[Structured figure records]
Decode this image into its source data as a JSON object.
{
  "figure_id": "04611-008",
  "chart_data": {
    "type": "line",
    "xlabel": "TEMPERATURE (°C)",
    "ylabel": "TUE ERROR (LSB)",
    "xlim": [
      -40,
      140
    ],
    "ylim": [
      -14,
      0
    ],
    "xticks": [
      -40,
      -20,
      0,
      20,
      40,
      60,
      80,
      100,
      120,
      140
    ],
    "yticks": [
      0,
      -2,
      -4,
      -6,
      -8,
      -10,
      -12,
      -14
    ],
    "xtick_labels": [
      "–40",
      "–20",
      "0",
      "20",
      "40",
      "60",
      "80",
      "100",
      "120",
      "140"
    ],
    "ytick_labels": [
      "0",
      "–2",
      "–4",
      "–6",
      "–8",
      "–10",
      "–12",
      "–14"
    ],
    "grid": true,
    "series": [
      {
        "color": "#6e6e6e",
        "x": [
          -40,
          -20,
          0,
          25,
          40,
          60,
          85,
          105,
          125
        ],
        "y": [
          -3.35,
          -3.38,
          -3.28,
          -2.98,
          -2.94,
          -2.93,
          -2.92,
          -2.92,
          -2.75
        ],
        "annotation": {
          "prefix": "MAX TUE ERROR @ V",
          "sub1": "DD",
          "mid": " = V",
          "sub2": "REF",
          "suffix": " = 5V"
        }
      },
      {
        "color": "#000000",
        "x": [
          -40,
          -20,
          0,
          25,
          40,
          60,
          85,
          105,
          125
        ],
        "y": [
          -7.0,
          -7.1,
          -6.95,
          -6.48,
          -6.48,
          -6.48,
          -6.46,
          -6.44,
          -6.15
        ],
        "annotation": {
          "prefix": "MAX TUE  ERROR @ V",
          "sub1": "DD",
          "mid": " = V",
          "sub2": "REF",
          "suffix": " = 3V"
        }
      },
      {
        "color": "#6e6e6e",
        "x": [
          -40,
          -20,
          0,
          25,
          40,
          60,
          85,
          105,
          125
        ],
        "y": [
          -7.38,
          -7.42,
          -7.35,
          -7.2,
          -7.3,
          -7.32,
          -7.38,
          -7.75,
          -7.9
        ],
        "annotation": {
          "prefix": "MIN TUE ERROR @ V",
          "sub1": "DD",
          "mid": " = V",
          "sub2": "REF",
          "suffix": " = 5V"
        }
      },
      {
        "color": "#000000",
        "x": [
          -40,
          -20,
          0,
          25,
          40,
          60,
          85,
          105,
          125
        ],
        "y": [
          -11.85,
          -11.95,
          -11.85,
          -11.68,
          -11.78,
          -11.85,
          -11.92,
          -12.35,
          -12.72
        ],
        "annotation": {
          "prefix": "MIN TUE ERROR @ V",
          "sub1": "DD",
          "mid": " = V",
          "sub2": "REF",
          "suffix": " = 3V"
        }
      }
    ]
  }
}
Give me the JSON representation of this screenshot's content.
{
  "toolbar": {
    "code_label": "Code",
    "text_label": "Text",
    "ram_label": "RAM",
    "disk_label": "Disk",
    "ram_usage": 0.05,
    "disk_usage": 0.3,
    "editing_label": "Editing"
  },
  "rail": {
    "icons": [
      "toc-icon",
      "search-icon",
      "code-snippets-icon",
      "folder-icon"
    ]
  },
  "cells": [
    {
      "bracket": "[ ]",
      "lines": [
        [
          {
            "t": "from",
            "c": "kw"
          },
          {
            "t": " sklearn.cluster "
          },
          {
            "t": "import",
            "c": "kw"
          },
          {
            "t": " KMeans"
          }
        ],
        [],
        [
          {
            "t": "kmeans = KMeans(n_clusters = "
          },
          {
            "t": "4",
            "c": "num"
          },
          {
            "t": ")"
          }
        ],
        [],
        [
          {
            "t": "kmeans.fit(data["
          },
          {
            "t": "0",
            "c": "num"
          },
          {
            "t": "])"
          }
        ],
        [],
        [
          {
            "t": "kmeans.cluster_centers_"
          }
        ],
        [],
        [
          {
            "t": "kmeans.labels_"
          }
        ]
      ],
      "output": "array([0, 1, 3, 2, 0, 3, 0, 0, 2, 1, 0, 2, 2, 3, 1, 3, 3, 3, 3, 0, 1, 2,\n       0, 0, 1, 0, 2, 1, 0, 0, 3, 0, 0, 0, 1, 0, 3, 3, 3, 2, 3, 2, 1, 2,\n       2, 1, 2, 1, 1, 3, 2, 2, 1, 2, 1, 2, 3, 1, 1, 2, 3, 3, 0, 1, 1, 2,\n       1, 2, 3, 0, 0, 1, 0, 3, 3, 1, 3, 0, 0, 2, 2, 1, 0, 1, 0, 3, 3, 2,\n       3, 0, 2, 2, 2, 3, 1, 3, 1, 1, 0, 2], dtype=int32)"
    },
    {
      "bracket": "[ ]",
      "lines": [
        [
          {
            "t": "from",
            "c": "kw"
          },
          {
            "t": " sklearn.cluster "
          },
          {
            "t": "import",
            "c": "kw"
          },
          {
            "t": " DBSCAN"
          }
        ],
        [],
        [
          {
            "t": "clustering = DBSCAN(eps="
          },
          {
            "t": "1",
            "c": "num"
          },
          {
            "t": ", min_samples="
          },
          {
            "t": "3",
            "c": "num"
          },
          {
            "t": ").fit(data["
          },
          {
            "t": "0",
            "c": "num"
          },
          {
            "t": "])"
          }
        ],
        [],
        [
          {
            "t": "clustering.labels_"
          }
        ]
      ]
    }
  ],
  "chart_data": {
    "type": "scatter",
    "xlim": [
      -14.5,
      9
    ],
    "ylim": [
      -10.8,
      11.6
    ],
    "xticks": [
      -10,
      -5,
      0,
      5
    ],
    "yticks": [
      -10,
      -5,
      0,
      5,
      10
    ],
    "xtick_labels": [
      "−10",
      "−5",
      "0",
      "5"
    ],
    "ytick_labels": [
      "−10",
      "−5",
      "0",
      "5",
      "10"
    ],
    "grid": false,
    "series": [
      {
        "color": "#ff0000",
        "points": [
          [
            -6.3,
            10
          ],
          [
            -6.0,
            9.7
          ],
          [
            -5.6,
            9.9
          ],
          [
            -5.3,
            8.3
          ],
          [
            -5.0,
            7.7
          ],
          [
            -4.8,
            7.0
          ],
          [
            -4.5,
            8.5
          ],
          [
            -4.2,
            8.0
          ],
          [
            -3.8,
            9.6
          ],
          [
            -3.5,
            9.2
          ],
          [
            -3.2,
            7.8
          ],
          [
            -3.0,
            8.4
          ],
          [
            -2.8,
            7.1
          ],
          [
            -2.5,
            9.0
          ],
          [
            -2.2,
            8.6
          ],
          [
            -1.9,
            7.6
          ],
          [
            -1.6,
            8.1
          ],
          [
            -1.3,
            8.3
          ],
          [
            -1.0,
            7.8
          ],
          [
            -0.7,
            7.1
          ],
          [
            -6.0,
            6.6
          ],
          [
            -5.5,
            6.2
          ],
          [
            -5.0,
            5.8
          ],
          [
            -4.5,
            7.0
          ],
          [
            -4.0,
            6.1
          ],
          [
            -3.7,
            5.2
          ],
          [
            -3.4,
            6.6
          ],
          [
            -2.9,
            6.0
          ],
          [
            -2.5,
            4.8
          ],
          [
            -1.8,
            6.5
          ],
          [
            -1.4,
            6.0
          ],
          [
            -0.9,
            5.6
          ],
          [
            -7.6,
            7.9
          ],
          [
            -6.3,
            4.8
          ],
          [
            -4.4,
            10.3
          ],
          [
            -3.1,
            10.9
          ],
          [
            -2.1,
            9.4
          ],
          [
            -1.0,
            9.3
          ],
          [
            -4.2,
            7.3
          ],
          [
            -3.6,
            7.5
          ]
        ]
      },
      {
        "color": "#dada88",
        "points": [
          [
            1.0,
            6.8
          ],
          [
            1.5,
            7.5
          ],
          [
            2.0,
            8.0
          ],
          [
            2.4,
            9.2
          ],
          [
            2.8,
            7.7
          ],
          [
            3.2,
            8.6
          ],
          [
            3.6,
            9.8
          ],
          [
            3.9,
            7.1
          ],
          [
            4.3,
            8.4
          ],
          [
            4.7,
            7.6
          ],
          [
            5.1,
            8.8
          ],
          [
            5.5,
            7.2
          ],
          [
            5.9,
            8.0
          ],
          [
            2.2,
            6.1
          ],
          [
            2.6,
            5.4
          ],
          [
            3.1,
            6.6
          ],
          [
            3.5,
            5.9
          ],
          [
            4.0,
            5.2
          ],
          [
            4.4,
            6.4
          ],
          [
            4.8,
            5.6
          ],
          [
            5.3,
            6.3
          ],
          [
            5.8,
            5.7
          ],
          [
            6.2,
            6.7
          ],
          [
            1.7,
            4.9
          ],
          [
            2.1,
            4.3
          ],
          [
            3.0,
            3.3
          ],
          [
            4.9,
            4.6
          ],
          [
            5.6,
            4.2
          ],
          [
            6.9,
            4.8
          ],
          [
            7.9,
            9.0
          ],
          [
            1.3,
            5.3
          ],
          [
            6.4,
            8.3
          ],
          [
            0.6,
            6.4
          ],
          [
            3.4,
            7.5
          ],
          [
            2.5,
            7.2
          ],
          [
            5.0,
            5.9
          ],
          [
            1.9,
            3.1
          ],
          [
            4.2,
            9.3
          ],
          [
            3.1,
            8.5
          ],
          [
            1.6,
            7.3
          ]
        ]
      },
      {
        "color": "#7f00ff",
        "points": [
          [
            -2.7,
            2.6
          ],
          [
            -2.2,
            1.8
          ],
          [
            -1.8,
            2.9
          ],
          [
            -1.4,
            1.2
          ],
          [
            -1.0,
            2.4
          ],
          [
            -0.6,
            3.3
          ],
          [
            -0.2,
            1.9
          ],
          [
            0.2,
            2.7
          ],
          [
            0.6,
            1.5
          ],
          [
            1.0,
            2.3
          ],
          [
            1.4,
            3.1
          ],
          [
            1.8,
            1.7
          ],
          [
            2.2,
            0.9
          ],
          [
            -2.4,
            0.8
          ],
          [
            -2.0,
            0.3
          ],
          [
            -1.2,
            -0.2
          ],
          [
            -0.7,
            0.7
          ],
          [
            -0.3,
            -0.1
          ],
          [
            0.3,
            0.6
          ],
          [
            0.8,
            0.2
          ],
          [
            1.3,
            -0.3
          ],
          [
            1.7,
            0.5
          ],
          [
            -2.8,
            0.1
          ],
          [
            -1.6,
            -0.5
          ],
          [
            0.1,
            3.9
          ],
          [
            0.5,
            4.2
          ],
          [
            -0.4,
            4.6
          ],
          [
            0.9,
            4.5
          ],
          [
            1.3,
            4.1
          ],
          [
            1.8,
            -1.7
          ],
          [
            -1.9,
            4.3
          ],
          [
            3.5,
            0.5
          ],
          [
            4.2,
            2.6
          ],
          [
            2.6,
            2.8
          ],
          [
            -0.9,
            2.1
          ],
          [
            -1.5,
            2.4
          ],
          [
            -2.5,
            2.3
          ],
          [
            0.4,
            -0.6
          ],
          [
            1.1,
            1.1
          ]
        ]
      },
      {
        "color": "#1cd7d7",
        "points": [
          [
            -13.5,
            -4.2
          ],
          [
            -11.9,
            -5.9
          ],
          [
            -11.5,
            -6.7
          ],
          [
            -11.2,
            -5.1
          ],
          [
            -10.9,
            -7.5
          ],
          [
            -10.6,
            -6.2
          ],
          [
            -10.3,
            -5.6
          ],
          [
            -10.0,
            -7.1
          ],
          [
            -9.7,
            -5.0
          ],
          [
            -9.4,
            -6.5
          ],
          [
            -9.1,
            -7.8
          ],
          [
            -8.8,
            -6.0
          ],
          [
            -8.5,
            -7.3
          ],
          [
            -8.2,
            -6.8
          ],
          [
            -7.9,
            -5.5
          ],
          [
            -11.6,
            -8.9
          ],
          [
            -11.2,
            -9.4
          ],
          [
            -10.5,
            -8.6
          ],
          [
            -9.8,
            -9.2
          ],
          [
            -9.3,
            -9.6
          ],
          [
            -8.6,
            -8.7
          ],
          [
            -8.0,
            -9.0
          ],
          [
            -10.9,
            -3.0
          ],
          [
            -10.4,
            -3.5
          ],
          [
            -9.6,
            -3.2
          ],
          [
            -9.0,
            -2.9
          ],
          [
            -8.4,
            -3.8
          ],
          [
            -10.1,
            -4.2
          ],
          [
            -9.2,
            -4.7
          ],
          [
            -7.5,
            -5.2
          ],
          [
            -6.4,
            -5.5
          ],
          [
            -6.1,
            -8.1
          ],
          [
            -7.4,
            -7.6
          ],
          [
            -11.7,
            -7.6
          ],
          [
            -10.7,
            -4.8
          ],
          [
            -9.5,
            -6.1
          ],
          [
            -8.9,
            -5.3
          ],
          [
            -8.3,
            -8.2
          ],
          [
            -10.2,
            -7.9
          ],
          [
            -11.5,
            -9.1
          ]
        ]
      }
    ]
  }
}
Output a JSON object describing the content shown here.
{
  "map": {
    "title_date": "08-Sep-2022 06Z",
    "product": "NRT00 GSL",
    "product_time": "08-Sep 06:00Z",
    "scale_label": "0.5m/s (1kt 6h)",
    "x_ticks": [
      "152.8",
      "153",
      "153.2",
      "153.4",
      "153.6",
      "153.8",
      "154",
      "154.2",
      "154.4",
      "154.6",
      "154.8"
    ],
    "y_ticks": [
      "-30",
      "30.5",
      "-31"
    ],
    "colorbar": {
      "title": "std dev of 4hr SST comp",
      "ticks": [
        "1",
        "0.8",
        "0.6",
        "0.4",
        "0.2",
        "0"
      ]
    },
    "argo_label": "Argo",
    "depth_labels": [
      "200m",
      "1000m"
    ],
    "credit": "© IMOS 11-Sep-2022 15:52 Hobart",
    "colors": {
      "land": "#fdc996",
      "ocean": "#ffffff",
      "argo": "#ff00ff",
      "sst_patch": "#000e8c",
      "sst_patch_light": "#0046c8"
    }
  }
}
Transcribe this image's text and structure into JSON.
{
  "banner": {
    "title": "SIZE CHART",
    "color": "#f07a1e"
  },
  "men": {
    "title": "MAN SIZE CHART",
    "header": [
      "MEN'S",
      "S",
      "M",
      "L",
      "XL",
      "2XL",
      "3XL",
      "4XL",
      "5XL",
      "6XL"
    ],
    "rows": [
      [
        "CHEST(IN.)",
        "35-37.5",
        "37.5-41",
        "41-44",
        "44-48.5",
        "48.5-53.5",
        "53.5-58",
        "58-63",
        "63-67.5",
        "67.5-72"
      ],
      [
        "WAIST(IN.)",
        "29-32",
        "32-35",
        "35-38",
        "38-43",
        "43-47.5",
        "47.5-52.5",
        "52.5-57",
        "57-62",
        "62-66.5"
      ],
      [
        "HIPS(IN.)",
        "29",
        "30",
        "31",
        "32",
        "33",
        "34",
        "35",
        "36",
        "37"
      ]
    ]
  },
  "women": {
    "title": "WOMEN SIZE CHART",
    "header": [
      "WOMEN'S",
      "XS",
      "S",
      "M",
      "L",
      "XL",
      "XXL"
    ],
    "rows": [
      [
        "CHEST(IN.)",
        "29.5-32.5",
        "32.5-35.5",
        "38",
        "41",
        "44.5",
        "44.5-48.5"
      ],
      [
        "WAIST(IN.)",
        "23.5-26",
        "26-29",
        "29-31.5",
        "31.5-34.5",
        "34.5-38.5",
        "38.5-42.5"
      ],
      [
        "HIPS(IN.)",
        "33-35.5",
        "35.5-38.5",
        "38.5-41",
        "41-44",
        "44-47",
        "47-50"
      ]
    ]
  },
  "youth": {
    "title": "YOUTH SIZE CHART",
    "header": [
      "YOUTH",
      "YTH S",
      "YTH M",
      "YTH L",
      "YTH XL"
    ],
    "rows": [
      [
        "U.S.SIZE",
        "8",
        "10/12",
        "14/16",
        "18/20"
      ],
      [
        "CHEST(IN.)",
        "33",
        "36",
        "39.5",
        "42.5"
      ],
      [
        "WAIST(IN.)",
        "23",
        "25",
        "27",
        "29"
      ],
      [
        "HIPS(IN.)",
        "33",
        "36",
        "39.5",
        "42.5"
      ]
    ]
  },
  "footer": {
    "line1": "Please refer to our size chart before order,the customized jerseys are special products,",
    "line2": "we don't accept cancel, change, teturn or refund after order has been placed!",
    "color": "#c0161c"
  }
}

▶ WRITTEN TASK
Only lines with the string "JSON" belong in your answer; copy each one.

▶ RESULT
Decode this image into its source data as a JSON object.
Give me the JSON representation of this screenshot's content.
Output a JSON object describing the content shown here.
Transcribe this image's text and structure into JSON.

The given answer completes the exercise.